[Start of Extracted information]

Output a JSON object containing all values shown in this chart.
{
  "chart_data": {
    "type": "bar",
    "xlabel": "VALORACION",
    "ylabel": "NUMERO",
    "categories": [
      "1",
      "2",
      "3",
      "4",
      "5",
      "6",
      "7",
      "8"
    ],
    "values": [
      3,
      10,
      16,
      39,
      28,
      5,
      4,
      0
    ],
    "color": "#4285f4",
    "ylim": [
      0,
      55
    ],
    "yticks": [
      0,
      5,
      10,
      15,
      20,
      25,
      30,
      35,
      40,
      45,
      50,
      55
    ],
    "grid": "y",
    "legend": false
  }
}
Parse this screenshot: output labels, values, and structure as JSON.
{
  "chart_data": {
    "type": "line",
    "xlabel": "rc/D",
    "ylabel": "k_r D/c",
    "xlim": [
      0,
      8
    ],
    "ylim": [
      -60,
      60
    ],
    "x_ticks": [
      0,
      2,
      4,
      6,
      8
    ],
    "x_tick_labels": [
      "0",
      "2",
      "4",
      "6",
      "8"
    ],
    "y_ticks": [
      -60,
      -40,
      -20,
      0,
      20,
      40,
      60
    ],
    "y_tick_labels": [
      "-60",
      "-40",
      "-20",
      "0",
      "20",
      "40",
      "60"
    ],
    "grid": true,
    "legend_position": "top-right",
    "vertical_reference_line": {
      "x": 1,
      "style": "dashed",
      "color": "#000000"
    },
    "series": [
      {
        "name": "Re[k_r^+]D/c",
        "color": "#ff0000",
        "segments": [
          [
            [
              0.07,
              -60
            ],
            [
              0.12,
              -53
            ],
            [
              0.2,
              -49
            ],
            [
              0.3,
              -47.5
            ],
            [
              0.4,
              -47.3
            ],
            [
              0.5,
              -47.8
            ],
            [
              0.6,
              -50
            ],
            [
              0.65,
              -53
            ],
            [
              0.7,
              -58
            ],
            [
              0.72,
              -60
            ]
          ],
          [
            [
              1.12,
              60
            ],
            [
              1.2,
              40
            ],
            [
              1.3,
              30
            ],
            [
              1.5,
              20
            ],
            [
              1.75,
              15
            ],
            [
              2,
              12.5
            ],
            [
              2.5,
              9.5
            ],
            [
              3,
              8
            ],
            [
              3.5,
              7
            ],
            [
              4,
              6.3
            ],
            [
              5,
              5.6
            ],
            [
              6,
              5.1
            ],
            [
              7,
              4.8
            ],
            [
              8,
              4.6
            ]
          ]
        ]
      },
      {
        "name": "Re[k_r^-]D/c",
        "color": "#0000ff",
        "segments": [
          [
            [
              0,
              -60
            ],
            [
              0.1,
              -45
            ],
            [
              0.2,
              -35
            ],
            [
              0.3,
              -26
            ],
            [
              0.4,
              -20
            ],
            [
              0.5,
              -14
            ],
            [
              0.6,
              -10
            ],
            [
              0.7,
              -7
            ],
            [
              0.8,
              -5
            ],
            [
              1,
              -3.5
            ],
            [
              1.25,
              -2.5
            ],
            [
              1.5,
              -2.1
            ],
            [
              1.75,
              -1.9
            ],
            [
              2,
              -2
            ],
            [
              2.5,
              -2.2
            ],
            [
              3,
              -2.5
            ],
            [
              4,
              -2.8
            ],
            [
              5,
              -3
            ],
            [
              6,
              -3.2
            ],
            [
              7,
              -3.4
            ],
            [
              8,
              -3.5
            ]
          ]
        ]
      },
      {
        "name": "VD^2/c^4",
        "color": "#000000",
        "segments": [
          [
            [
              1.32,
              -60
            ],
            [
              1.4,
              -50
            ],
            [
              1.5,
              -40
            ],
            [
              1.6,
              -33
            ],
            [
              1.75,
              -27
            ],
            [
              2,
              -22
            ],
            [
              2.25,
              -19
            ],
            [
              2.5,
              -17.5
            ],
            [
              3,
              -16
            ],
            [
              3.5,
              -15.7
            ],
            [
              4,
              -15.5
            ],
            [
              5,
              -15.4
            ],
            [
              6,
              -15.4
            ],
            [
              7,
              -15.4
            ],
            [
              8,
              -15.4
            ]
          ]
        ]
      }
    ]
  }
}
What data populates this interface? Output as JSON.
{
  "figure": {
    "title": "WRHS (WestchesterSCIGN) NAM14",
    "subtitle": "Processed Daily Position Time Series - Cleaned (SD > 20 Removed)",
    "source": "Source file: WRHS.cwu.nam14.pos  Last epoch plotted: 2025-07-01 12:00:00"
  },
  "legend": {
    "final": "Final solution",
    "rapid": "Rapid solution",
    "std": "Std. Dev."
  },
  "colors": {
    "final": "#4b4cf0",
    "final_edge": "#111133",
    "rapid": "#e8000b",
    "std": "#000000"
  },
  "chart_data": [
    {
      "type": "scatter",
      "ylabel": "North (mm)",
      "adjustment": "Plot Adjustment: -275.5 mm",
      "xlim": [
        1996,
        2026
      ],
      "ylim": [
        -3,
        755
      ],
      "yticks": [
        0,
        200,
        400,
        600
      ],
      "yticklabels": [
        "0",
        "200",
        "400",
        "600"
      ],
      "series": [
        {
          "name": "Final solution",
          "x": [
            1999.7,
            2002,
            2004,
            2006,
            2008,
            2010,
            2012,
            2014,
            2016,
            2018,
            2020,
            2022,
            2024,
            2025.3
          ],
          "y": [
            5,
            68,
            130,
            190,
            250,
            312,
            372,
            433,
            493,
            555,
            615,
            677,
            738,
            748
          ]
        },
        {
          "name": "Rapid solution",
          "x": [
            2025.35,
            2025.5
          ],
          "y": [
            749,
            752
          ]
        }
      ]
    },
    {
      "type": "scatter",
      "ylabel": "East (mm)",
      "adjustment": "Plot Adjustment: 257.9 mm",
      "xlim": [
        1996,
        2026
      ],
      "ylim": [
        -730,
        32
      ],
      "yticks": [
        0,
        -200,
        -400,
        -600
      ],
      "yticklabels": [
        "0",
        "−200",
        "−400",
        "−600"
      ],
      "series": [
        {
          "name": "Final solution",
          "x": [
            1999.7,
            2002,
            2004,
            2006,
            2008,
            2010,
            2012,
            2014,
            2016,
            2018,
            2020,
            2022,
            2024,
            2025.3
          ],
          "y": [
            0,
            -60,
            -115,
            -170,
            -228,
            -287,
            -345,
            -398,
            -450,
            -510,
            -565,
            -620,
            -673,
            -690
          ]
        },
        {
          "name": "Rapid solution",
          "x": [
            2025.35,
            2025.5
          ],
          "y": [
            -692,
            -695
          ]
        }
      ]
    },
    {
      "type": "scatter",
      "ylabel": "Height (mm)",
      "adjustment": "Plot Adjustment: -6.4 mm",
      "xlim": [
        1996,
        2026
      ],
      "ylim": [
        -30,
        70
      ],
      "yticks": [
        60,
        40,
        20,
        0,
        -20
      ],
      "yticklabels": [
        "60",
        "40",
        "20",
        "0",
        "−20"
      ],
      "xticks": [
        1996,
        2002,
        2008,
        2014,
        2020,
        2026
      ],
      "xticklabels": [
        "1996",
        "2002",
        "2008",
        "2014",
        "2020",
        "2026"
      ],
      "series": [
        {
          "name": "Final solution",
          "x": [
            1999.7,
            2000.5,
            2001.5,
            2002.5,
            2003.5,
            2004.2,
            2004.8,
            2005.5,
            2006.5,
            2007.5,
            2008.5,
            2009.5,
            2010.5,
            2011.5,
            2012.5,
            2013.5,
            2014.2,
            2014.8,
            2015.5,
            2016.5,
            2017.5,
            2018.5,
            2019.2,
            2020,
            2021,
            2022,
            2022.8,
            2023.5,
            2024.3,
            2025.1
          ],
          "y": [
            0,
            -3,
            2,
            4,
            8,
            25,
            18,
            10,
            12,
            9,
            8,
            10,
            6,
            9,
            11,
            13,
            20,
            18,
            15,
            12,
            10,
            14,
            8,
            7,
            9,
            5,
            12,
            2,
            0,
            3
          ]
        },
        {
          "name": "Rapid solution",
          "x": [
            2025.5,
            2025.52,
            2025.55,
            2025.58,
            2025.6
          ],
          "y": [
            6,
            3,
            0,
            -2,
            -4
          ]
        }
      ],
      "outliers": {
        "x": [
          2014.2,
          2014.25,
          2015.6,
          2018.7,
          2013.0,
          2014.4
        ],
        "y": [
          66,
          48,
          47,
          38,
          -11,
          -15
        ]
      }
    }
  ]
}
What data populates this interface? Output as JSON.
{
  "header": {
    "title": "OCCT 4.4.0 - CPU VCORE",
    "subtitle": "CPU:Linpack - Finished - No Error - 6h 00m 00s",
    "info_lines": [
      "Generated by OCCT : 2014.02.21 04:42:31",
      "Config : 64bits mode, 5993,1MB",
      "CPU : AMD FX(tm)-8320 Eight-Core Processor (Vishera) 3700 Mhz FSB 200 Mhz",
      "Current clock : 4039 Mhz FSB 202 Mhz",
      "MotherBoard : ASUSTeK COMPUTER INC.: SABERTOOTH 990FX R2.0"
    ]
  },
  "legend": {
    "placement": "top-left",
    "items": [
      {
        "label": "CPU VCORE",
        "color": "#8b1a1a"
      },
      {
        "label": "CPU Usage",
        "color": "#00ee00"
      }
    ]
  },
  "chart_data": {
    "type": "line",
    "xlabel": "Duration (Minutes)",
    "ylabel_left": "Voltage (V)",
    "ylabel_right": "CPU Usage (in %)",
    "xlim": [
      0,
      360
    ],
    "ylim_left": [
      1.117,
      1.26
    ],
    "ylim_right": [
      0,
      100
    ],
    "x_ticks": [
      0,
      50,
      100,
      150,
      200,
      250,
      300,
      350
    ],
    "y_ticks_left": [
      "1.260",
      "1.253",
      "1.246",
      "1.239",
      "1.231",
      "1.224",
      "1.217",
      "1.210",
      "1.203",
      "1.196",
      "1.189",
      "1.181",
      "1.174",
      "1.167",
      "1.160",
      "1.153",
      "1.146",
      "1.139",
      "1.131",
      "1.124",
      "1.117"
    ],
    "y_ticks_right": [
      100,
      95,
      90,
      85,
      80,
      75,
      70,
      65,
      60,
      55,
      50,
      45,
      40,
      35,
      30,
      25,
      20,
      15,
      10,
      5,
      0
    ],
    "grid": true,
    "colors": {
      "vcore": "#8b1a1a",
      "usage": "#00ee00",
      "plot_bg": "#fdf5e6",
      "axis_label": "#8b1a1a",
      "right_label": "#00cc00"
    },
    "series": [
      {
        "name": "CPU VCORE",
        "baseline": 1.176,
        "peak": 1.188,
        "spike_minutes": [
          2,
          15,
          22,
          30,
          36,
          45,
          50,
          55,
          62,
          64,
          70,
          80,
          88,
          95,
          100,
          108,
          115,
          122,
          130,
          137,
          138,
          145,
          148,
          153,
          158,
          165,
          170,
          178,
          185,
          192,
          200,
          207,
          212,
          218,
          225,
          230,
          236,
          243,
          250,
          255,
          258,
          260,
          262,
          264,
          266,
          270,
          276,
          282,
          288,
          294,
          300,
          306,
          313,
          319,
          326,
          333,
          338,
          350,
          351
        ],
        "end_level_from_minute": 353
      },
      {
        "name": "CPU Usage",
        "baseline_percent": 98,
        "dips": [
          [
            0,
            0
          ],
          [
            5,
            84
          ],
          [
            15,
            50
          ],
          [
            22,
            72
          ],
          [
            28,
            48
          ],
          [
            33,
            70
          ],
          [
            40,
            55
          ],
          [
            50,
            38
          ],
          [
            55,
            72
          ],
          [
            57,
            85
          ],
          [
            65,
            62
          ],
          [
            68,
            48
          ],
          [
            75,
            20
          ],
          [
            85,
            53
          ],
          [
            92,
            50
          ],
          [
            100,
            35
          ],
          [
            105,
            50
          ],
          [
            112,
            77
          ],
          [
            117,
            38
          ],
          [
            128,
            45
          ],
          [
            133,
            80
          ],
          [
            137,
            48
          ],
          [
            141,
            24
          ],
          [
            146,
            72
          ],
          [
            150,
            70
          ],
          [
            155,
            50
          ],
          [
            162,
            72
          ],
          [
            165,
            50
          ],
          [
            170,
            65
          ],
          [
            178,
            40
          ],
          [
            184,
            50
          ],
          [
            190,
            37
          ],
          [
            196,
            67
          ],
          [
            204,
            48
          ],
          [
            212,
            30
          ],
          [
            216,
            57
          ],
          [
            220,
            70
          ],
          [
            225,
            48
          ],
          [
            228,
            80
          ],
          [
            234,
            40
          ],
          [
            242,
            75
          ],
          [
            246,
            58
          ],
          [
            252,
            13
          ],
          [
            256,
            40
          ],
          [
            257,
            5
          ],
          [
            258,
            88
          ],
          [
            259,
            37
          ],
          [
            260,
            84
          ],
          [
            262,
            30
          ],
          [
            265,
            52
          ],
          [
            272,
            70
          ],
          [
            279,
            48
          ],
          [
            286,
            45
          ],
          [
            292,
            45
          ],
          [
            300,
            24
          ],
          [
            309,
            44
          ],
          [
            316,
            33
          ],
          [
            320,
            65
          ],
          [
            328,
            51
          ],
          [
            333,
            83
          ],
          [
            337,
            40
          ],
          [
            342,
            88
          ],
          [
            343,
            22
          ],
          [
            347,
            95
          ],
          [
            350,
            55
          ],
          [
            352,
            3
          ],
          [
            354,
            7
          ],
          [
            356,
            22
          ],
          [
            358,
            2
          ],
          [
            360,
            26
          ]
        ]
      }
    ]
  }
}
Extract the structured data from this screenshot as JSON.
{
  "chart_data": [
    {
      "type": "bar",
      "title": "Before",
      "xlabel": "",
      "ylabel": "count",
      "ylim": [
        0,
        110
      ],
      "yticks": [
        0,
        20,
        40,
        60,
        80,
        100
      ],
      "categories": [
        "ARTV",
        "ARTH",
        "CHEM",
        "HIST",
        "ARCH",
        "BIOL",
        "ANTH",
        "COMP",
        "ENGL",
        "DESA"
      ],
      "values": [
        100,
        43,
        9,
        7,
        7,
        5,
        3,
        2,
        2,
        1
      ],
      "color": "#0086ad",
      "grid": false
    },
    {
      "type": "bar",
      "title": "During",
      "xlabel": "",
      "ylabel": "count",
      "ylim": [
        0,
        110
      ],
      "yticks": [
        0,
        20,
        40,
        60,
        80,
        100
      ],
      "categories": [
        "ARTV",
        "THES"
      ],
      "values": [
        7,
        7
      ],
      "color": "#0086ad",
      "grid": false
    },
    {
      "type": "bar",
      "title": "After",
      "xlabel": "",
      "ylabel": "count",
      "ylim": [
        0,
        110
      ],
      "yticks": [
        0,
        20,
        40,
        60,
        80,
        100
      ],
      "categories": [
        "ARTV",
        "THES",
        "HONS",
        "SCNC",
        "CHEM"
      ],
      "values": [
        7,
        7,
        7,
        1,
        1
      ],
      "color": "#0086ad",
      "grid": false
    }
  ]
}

[End of Extracted information]

Select from the material above each line in which the string "Adjustment" appears, and list those lines.

• _Output_:
      "adjustment": "Plot Adjustment: -275.5 mm",
      "adjustment": "Plot Adjustment: 257.9 mm",
      "adjustment": "Plot Adjustment: -6.4 mm",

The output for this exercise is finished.